Gather the lines that hold the string "title".

════

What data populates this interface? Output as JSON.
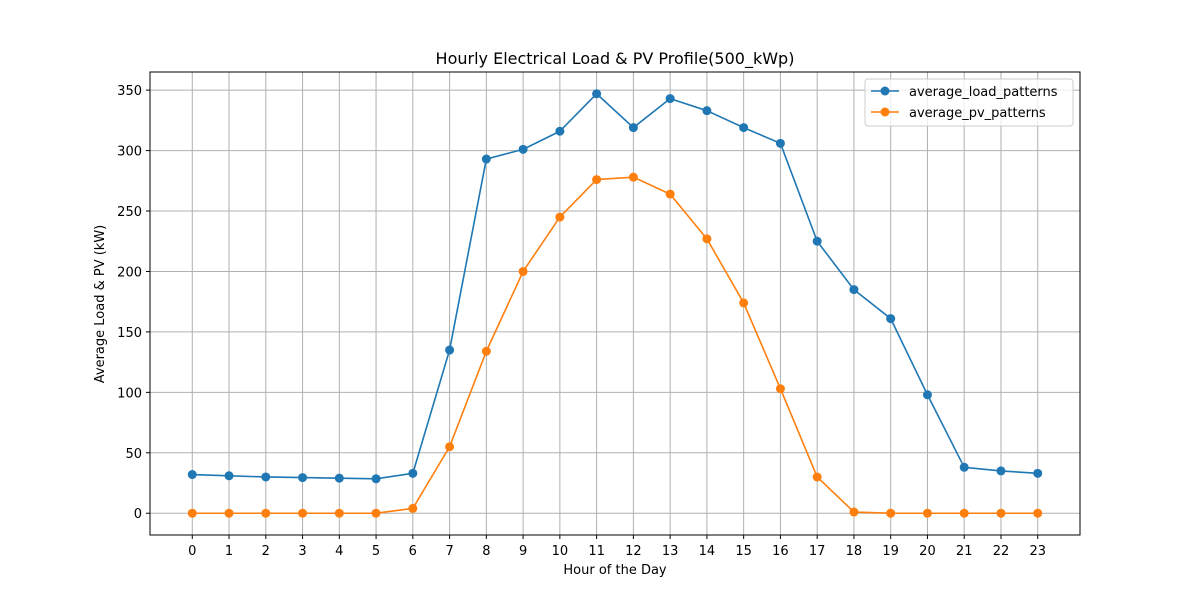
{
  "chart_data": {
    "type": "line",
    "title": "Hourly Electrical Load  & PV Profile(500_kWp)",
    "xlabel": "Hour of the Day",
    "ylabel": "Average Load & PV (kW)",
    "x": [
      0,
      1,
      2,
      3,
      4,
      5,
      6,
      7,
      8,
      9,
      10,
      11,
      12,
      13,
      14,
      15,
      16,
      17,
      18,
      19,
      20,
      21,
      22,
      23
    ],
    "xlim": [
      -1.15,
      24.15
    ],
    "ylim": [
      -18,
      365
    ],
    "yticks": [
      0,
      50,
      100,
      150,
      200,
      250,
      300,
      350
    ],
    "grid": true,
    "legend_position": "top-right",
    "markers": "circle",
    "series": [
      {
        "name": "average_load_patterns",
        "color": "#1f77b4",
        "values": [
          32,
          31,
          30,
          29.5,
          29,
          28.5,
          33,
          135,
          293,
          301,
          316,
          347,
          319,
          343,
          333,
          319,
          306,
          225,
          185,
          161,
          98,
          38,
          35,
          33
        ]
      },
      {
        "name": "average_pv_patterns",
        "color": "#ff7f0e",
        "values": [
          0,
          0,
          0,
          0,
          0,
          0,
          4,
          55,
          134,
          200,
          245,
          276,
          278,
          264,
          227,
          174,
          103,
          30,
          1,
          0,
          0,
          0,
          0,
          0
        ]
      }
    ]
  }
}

════

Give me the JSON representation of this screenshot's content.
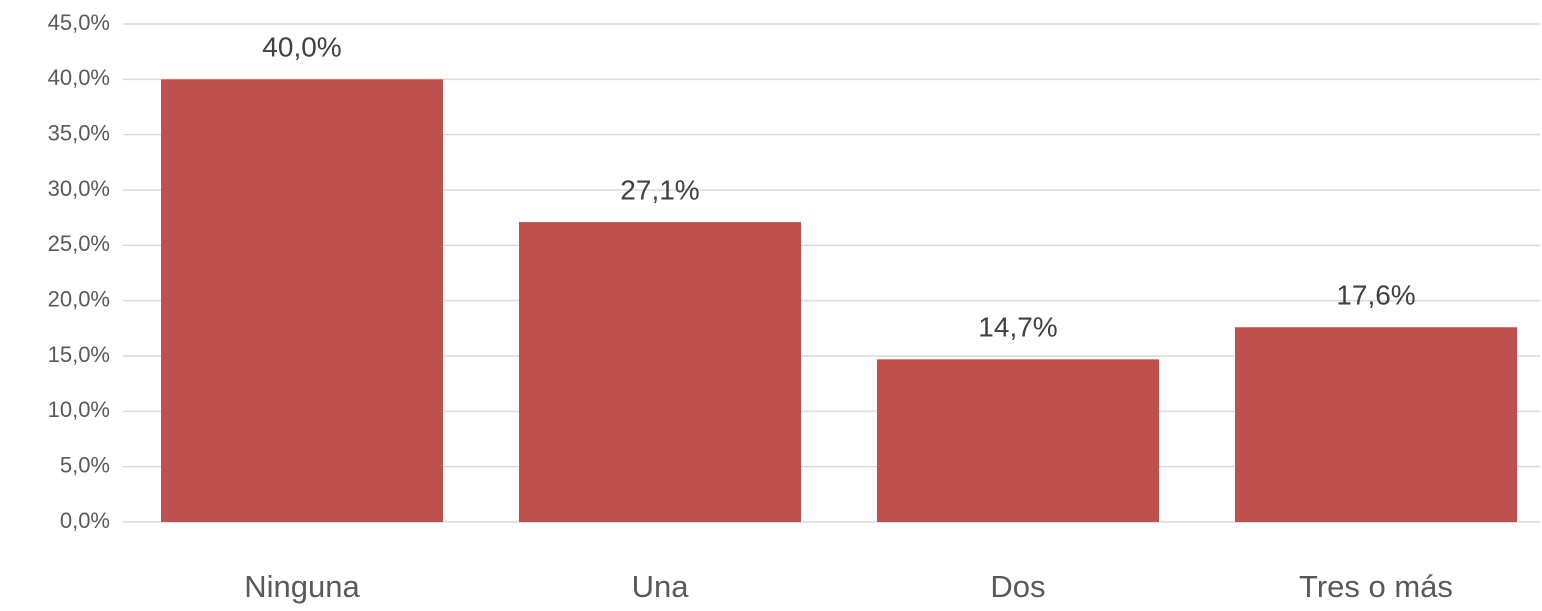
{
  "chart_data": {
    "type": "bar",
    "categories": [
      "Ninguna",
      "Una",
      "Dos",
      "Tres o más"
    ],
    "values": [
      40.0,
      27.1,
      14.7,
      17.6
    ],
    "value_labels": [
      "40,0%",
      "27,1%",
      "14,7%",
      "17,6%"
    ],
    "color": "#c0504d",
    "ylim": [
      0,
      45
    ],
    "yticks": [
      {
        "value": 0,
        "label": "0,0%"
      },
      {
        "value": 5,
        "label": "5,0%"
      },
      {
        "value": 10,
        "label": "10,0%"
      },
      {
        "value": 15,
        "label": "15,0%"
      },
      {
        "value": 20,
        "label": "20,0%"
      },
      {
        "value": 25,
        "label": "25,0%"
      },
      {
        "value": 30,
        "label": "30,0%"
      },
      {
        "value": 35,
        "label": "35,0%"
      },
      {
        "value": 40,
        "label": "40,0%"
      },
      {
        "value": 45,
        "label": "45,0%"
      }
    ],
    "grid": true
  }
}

════

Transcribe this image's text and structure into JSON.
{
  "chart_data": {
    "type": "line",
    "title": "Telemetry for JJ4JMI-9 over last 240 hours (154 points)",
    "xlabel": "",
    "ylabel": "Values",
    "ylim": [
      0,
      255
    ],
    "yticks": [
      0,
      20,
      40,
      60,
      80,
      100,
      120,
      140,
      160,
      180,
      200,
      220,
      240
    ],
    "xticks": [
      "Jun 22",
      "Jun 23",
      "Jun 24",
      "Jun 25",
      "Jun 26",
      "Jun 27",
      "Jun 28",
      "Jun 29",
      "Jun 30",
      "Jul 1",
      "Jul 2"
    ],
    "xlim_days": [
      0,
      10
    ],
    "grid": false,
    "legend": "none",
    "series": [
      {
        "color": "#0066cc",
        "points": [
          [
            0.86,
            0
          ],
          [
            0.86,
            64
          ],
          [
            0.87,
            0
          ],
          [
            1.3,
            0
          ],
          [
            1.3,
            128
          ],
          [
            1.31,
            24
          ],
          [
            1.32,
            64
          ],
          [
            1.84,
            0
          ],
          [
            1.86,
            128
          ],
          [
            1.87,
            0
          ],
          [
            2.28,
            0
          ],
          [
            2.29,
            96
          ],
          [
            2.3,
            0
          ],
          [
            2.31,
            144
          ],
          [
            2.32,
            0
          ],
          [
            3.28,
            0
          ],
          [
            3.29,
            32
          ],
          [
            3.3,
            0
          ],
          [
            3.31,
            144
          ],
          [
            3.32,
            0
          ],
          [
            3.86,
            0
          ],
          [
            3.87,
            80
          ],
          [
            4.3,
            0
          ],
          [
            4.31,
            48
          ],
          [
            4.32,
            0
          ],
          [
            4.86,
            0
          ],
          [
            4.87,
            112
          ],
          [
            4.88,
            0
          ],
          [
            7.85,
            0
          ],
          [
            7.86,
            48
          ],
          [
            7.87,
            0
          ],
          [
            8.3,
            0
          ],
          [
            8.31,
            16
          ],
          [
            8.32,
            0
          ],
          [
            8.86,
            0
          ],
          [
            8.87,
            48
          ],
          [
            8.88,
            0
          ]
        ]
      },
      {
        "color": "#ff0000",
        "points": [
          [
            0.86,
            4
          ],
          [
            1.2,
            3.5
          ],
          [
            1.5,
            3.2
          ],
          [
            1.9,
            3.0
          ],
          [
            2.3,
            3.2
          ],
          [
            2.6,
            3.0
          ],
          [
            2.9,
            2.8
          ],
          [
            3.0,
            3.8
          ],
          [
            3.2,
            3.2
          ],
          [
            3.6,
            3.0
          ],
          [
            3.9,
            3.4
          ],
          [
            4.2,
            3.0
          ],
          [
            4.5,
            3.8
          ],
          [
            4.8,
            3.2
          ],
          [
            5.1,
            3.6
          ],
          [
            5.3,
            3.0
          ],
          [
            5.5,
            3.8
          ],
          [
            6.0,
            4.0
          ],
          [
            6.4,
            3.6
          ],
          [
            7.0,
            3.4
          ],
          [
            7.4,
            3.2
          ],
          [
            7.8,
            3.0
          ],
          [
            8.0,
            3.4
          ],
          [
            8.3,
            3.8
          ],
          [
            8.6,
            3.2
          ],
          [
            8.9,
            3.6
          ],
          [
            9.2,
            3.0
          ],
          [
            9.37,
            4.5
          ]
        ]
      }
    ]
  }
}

════

▶ **FULL SOLUTION**
    "title": "Hourly Electrical Load  & PV Profile(500_kWp)",
    "title": "Telemetry for JJ4JMI-9 over last 240 hours (154 points)",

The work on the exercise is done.